### [What you will do]
Using the data below, gather each line that includes the word "неотложной".

### [Dataset records]
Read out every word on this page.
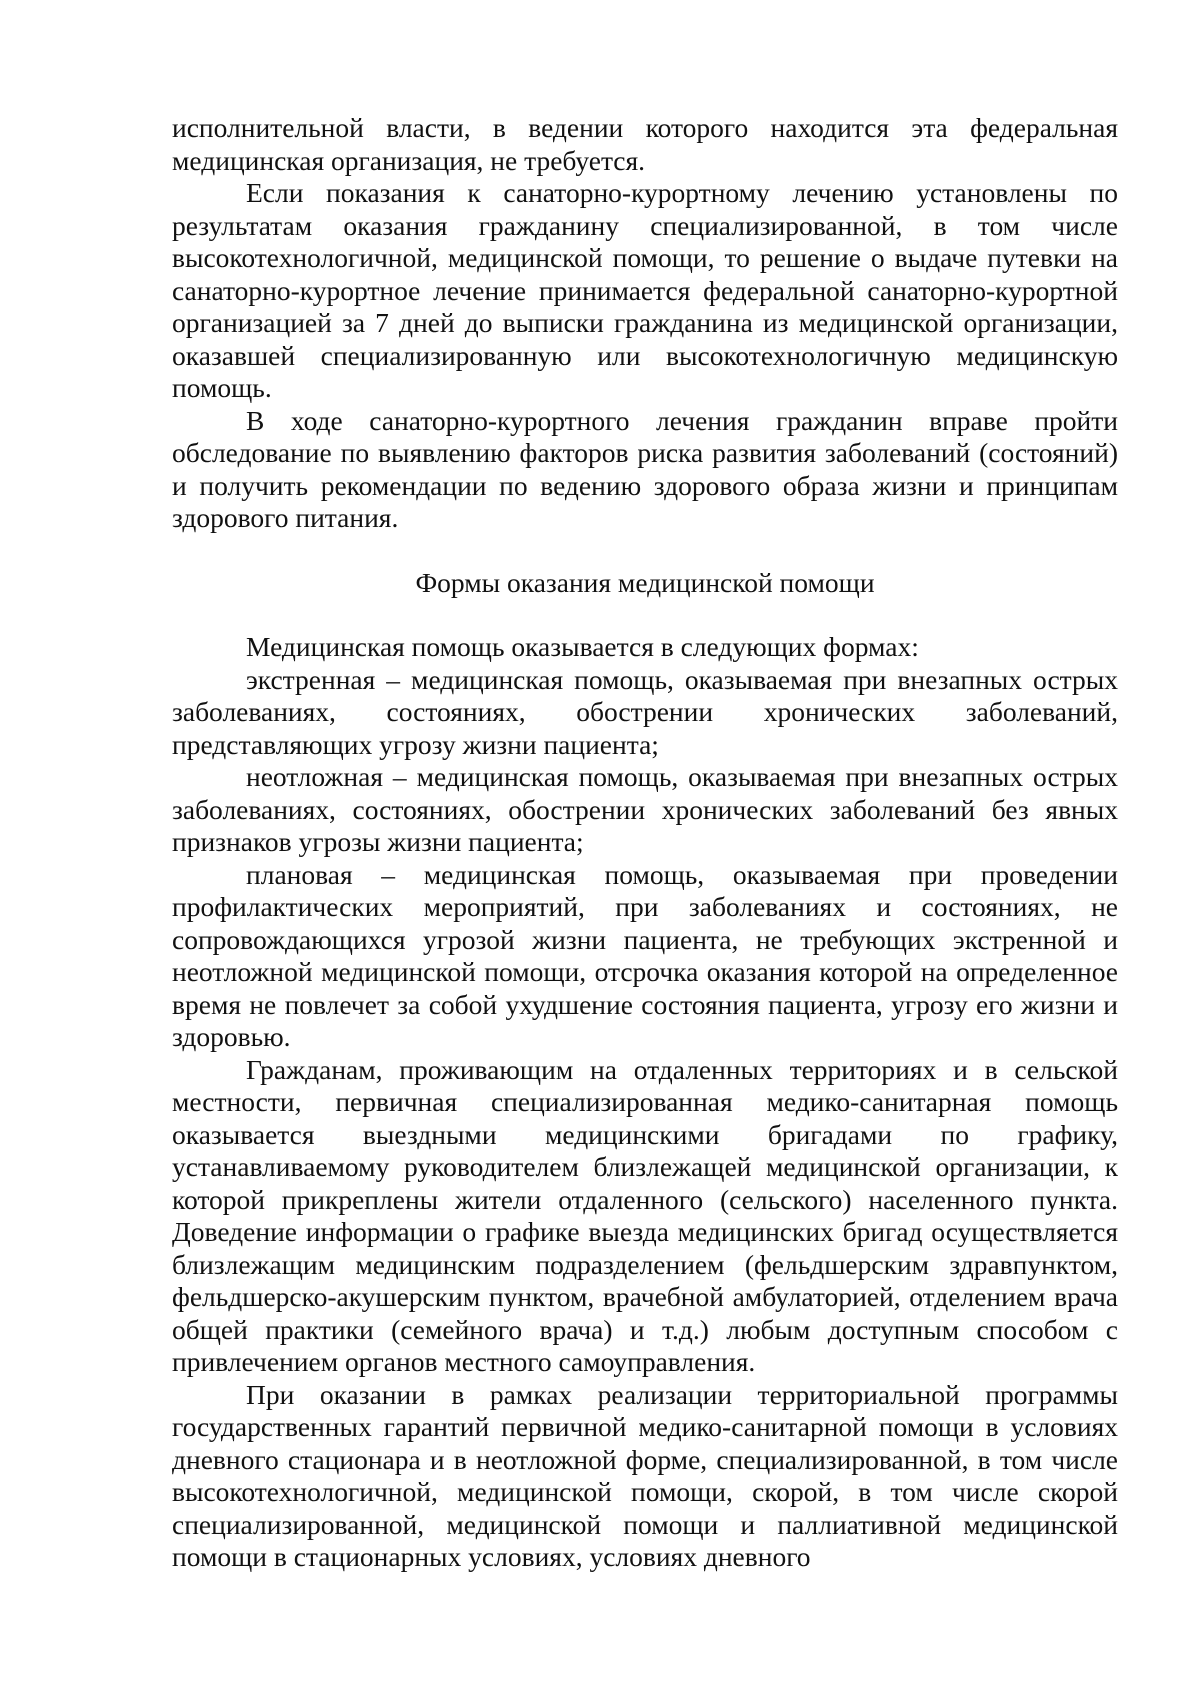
исполнительной власти, в ведении которого находится эта федеральная медицинская организация, не требуется.

Если показания к санаторно-курортному лечению установлены по результатам оказания гражданину специализированной, в том числе высокотехнологичной, медицинской помощи, то решение о выдаче путевки на санаторно-курортное лечение принимается федеральной санаторно-курортной организацией за 7 дней до выписки гражданина из медицинской организации, оказавшей специализированную или высокотехнологичную медицинскую помощь.

В ходе санаторно-курортного лечения гражданин вправе пройти обследование по выявлению факторов риска развития заболеваний (состояний) и получить рекомендации по ведению здорового образа жизни и принципам здорового питания.

Формы оказания медицинской помощи

Медицинская помощь оказывается в следующих формах:

экстренная – медицинская помощь, оказываемая при внезапных острых заболеваниях, состояниях, обострении хронических заболеваний, представляющих угрозу жизни пациента;

неотложная – медицинская помощь, оказываемая при внезапных острых заболеваниях, состояниях, обострении хронических заболеваний без явных признаков угрозы жизни пациента;

плановая – медицинская помощь, оказываемая при проведении профилактических мероприятий, при заболеваниях и состояниях, не сопровождающихся угрозой жизни пациента, не требующих экстренной и неотложной медицинской помощи, отсрочка оказания которой на определенное время не повлечет за собой ухудшение состояния пациента, угрозу его жизни и здоровью.

Гражданам, проживающим на отдаленных территориях и в сельской местности, первичная специализированная медико-санитарная помощь оказывается выездными медицинскими бригадами по графику, устанавливаемому руководителем близлежащей медицинской организации, к которой прикреплены жители отдаленного (сельского) населенного пункта. Доведение информации о графике выезда медицинских бригад осуществляется близлежащим медицинским подразделением (фельдшерским здравпунктом, фельдшерско-акушерским пунктом, врачебной амбулаторией, отделением врача общей практики (семейного врача) и т.д.) любым доступным способом с привлечением органов местного самоуправления.

При оказании в рамках реализации территориальной программы государственных гарантий первичной медико-санитарной помощи в условиях дневного стационара и в неотложной форме, специализированной, в том числе высокотехнологичной, медицинской помощи, скорой, в том числе скорой специализированной, медицинской помощи и паллиативной медицинской помощи в стационарных условиях, условиях дневного
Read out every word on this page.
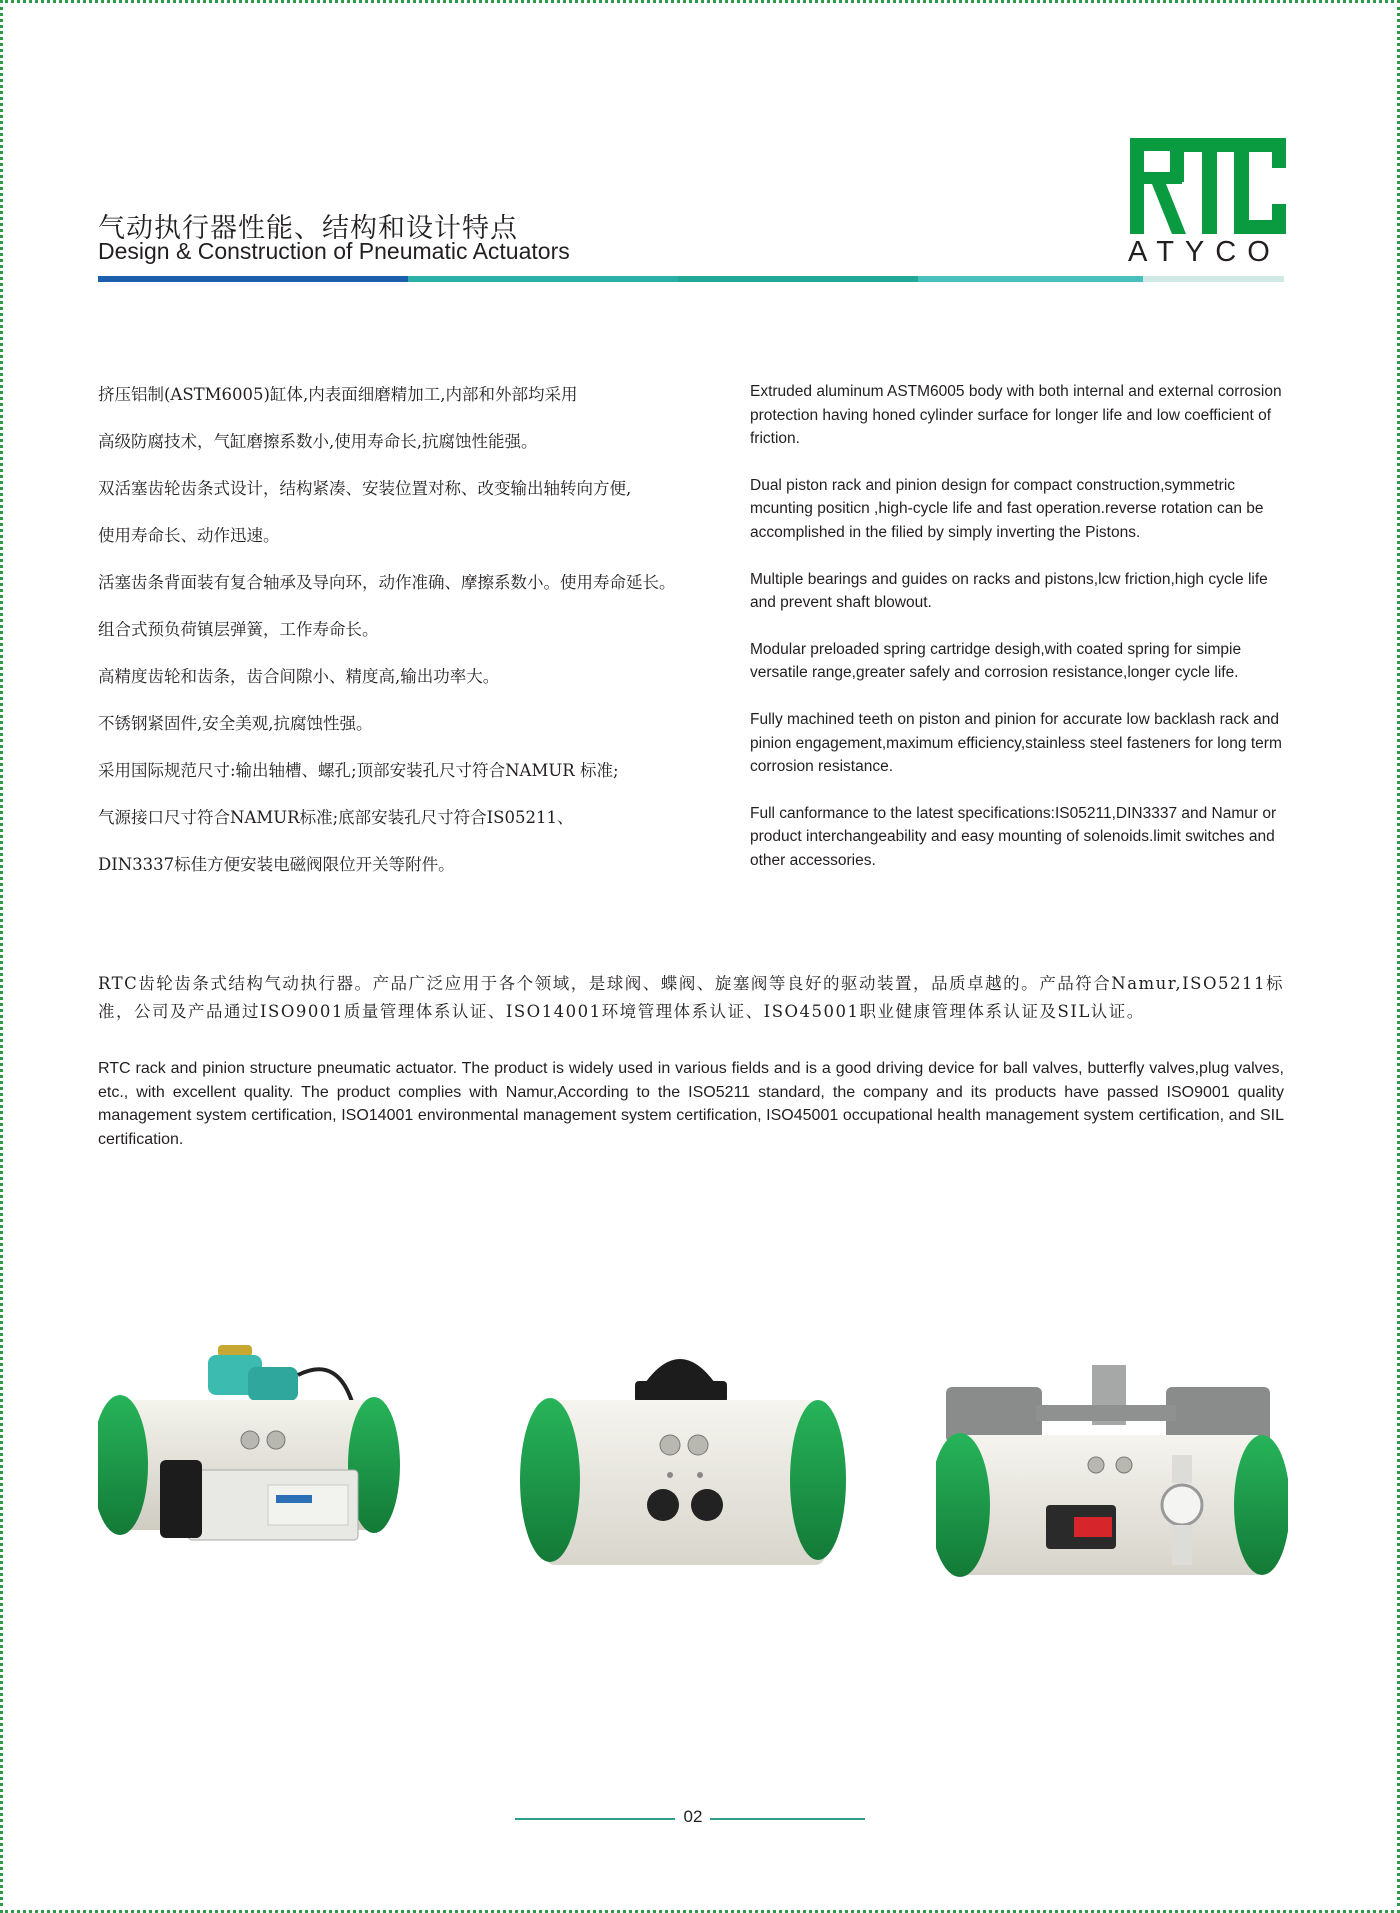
气动执行器性能、结构和设计特点
Design & Construction of Pneumatic Actuators	ATYCO

挤压铝制(ASTM6005)缸体,内表面细磨精加工,内部和外部均采用

高级防腐技术，气缸磨擦系数小,使用寿命长,抗腐蚀性能强。

双活塞齿轮齿条式设计，结构紧凑、安装位置对称、改变输出轴转向方便,

使用寿命长、动作迅速。

活塞齿条背面装有复合轴承及导向环，动作准确、摩擦系数小。使用寿命延长。

组合式预负荷镇层弹簧，工作寿命长。

高精度齿轮和齿条，齿合间隙小、精度高,输出功率大。

不锈钢紧固件,安全美观,抗腐蚀性强。

采用国际规范尺寸:输出轴槽、螺孔;顶部安装孔尺寸符合NAMUR 标准;

气源接口尺寸符合NAMUR标准;底部安装孔尺寸符合IS05211、

DIN3337标佳方便安装电磁阀限位开关等附件。

Extruded aluminum ASTM6005 body with both internal and external corrosion protection having honed cylinder surface for longer life and low coefficient of friction.

Dual piston rack and pinion design for compact construction,symmetric mcunting positicn ,high-cycle life and fast operation.reverse rotation can be accomplished in the filied by simply inverting the Pistons.

Multiple bearings and guides on racks and pistons,lcw friction,high cycle life and prevent shaft blowout.

Modular preloaded spring cartridge desigh,with coated spring for simpie versatile range,greater safely and corrosion resistance,longer cycle life.

Fully machined teeth on piston and pinion for accurate low backlash rack and pinion engagement,maximum efficiency,stainless steel fasteners for long term corrosion resistance.

Full canformance to the latest specifications:IS05211,DIN3337 and Namur or product interchangeability and easy mounting of solenoids.limit switches and other accessories.

RTC齿轮齿条式结构气动执行器。产品广泛应用于各个领域，是球阀、蝶阀、旋塞阀等良好的驱动装置，品质卓越的。产品符合Namur,ISO5211标准，公司及产品通过ISO9001质量管理体系认证、ISO14001环境管理体系认证、ISO45001职业健康管理体系认证及SIL认证。
RTC rack and pinion structure pneumatic actuator. The product is widely used in various fields and is a good driving device for ball valves, butterfly valves,plug valves, etc., with excellent quality. The product complies with Namur,According to the ISO5211 standard, the company and its products have passed ISO9001 quality management system certification, ISO14001 environmental management system certification, ISO45001 occupational health management system certification, and SIL certification.
02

### [Solution to the exercise]
плановая – медицинская помощь, оказываемая при проведении профилактических мероприятий, при заболеваниях и состояниях, не сопровождающихся угрозой жизни пациента, не требующих экстренной и неотложной медицинской помощи, отсрочка оказания которой на определенное время не повлечет за собой ухудшение состояния пациента, угрозу его жизни и здоровью.
При оказании в рамках реализации территориальной программы государственных гарантий первичной медико-санитарной помощи в условиях дневного стационара и в неотложной форме, специализированной, в том числе высокотехнологичной, медицинской помощи, скорой, в том числе скорой специализированной, медицинской помощи и паллиативной медицинской помощи в стационарных условиях, условиях дневного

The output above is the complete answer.